━━━━━ Data excerpts
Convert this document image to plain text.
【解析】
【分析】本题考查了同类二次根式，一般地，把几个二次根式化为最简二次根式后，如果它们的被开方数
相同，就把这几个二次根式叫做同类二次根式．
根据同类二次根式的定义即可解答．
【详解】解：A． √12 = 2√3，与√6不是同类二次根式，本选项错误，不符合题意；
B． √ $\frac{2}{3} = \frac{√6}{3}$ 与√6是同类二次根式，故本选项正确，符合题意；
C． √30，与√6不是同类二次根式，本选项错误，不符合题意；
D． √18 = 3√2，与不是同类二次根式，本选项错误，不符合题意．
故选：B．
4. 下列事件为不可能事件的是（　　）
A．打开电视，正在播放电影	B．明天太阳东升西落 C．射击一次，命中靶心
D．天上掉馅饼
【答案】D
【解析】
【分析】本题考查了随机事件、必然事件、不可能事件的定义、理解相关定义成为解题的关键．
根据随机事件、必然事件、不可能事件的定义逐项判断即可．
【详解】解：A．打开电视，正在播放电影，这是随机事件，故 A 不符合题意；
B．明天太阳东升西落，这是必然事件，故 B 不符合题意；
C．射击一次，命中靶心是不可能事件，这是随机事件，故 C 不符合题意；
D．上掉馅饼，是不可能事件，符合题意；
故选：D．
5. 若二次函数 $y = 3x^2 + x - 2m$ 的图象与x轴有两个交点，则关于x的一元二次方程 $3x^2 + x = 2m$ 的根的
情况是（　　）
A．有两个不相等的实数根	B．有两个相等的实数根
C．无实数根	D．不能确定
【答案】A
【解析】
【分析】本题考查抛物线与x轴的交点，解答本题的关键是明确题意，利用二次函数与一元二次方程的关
━━━━━━━━━━
Exercise: Where a line of the records above holds the word "正在播放电影", copy that line.

Solution:
A．打开电视，正在播放电影	B．明天太阳东升西落 C．射击一次，命中靶心
【详解】解：A．打开电视，正在播放电影，这是随机事件，故 A 不符合题意；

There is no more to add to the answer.